BEGIN Excerpt
Parker's criminal history includes a 2011 conviction for third-degree assault. On July 9, 2011, at nearly 3 a.m., he was standing outside 10 S. 5th St. in downtown Minneapolis when he tripped a man who had just had his cellphone stolen, then jumped on the man and punched him in the face, breaking bones near the man's eyes.
He was also convicted in 2012 on a charge of crime against transit operation when he boarded a bus without paying. When the bus driver confronted him, Parker punched him, breaking the driver's eyeglasses, and got off the bus. He then pulled out a gun and shot once, hitting the bus.
Past sentences
Parker did time — 36 days and 180 days — for those 2011 and 2012 convictions, respectively. The sentences are fairly typical of what any defendant would see for such crimes, Hennepin County Attorney Mike Freeman said Monday.
The most recent string of charges, starting with the September assault on two police officers, would have landed him in prison, Freeman said. "My guess is he would have gotten some real time," he said.
On Monday, at Parker's listed address, a house not far from where the shooting occurred, a woman who identified herself as his mother declined to comment.
At Sonnenberg's home, his two grown daughters continued to clean it out. They said their mother will never return to it.
END Excerpt
BEGIN Given data
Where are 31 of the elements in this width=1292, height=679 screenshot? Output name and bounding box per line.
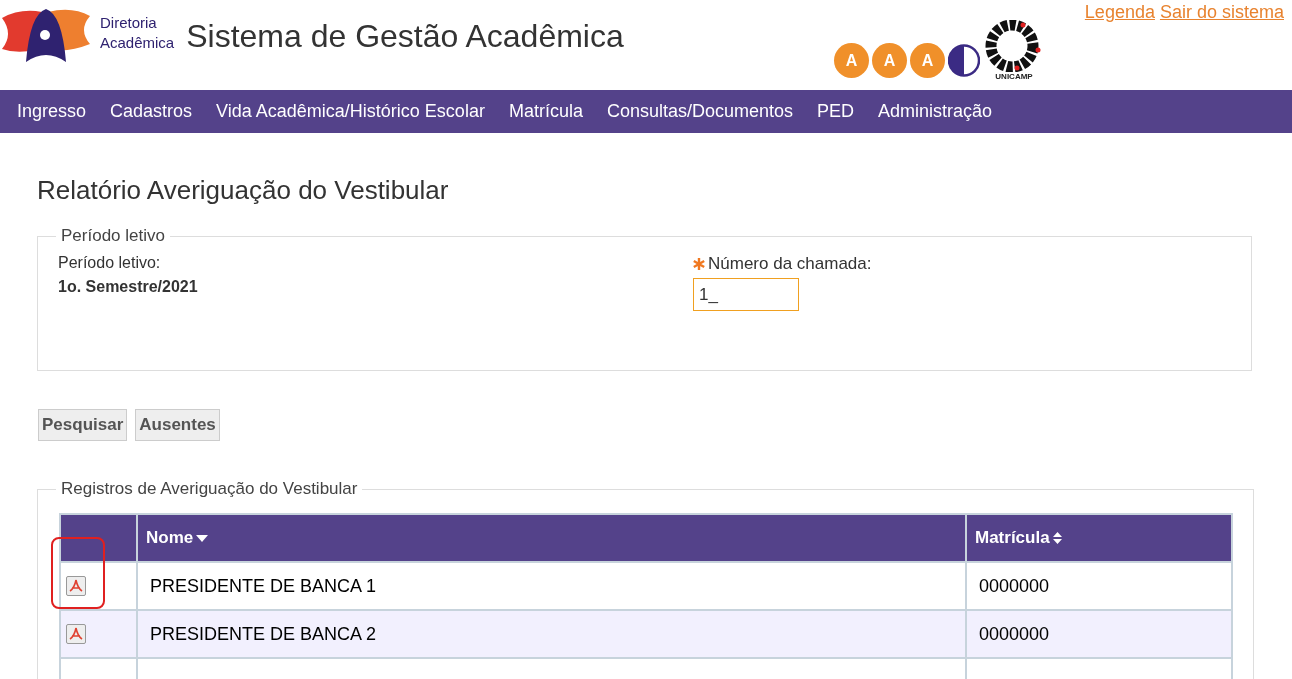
END Given data
-- Tasks to complete --
1. Transcribe the part of the news excerpt starting at "On Monday, at" and ending at "declined to comment.".
2. In the news excerpt, how long did Parker serve for his 2012 conviction?

-- Solved problems --
1.
On Monday, at Parker's listed address, a house not far from where the shooting occurred, a woman who identified herself as his mother declined to comment.

2. 180 days.